_YOUR GOAL_
Return every line of the listing below unchanged, from the first line to the last.

(Items listed in a dataset)
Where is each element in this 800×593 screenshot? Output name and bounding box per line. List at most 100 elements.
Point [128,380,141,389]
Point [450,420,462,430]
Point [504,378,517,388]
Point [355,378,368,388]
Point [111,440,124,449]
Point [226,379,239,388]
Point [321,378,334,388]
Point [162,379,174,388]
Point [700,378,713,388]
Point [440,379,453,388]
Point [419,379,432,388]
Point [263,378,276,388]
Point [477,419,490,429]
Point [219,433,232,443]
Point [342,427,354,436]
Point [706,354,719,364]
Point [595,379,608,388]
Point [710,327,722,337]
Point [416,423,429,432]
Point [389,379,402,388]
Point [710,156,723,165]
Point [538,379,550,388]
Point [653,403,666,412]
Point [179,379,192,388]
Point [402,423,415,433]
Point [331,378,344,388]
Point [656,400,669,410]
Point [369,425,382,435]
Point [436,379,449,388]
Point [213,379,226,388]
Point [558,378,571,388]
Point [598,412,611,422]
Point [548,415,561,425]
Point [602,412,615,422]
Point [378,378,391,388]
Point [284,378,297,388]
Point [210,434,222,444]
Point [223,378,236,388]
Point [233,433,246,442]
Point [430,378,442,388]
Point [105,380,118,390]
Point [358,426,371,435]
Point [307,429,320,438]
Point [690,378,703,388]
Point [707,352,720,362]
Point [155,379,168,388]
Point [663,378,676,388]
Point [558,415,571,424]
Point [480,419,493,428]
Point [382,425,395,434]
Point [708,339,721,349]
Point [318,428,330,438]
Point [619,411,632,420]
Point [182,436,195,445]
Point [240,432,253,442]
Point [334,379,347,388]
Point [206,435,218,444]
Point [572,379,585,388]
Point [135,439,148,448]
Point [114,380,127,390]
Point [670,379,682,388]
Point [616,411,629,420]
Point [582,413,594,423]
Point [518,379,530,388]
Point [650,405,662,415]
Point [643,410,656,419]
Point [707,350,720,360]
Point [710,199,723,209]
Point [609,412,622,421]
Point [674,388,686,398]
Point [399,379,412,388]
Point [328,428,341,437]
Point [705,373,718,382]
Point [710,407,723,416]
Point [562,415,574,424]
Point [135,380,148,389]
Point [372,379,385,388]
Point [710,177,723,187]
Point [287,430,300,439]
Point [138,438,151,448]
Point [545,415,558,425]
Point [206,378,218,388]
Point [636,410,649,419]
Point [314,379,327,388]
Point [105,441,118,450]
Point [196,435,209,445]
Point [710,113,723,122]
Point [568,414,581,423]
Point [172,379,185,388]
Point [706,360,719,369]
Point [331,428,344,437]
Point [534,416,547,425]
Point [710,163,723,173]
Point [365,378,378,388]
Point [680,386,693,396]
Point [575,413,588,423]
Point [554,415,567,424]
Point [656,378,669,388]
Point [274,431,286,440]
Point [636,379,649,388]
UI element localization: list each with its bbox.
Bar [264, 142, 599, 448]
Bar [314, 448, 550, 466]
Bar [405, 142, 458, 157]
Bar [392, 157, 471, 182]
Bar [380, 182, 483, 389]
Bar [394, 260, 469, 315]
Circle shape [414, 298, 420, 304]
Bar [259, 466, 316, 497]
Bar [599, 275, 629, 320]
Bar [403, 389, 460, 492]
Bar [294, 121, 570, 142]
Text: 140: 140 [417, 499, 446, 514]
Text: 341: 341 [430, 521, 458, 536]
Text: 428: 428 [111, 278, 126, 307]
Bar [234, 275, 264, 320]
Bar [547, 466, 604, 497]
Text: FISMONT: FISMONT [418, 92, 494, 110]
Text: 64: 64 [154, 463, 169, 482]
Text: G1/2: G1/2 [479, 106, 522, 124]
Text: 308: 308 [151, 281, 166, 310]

_TASK SOLUTION_
Where is each element in this 800×593 screenshot? Output name and bounding box per line. List at most 100 elements.
Point [128,380,141,389]
Point [450,420,462,430]
Point [504,378,517,388]
Point [355,378,368,388]
Point [111,440,124,449]
Point [226,379,239,388]
Point [321,378,334,388]
Point [162,379,174,388]
Point [700,378,713,388]
Point [440,379,453,388]
Point [419,379,432,388]
Point [263,378,276,388]
Point [477,419,490,429]
Point [219,433,232,443]
Point [342,427,354,436]
Point [706,354,719,364]
Point [595,379,608,388]
Point [710,327,722,337]
Point [416,423,429,432]
Point [389,379,402,388]
Point [710,156,723,165]
Point [538,379,550,388]
Point [653,403,666,412]
Point [179,379,192,388]
Point [402,423,415,433]
Point [331,378,344,388]
Point [656,400,669,410]
Point [369,425,382,435]
Point [436,379,449,388]
Point [213,379,226,388]
Point [558,378,571,388]
Point [598,412,611,422]
Point [548,415,561,425]
Point [602,412,615,422]
Point [378,378,391,388]
Point [284,378,297,388]
Point [210,434,222,444]
Point [223,378,236,388]
Point [233,433,246,442]
Point [430,378,442,388]
Point [105,380,118,390]
Point [358,426,371,435]
Point [307,429,320,438]
Point [690,378,703,388]
Point [707,352,720,362]
Point [155,379,168,388]
Point [663,378,676,388]
Point [558,415,571,424]
Point [480,419,493,428]
Point [382,425,395,434]
Point [708,339,721,349]
Point [318,428,330,438]
Point [619,411,632,420]
Point [182,436,195,445]
Point [240,432,253,442]
Point [334,379,347,388]
Point [206,435,218,444]
Point [572,379,585,388]
Point [135,439,148,448]
Point [114,380,127,390]
Point [670,379,682,388]
Point [616,411,629,420]
Point [582,413,594,423]
Point [518,379,530,388]
Point [650,405,662,415]
Point [643,410,656,419]
Point [707,350,720,360]
Point [710,199,723,209]
Point [609,412,622,421]
Point [674,388,686,398]
Point [399,379,412,388]
Point [328,428,341,437]
Point [705,373,718,382]
Point [710,407,723,416]
Point [562,415,574,424]
Point [135,380,148,389]
Point [372,379,385,388]
Point [710,177,723,187]
Point [287,430,300,439]
Point [138,438,151,448]
Point [545,415,558,425]
Point [206,378,218,388]
Point [636,410,649,419]
Point [314,379,327,388]
Point [105,441,118,450]
Point [196,435,209,445]
Point [710,113,723,122]
Point [568,414,581,423]
Point [172,379,185,388]
Point [706,360,719,369]
Point [331,428,344,437]
Point [534,416,547,425]
Point [710,163,723,173]
Point [365,378,378,388]
Point [680,386,693,396]
Point [575,413,588,423]
Point [554,415,567,424]
Point [656,378,669,388]
Point [274,431,286,440]
Point [636,379,649,388]
UI element localization: list each with its bbox.
Bar [264, 142, 599, 448]
Bar [314, 448, 550, 466]
Bar [405, 142, 458, 157]
Bar [392, 157, 471, 182]
Bar [380, 182, 483, 389]
Bar [394, 260, 469, 315]
Circle shape [414, 298, 420, 304]
Bar [259, 466, 316, 497]
Bar [599, 275, 629, 320]
Bar [403, 389, 460, 492]
Bar [294, 121, 570, 142]
Text: 140: 140 [417, 499, 446, 514]
Text: 341: 341 [430, 521, 458, 536]
Text: 428: 428 [111, 278, 126, 307]
Bar [234, 275, 264, 320]
Bar [547, 466, 604, 497]
Text: FISMONT: FISMONT [418, 92, 494, 110]
Text: 64: 64 [154, 463, 169, 482]
Text: G1/2: G1/2 [479, 106, 522, 124]
Text: 308: 308 [151, 281, 166, 310]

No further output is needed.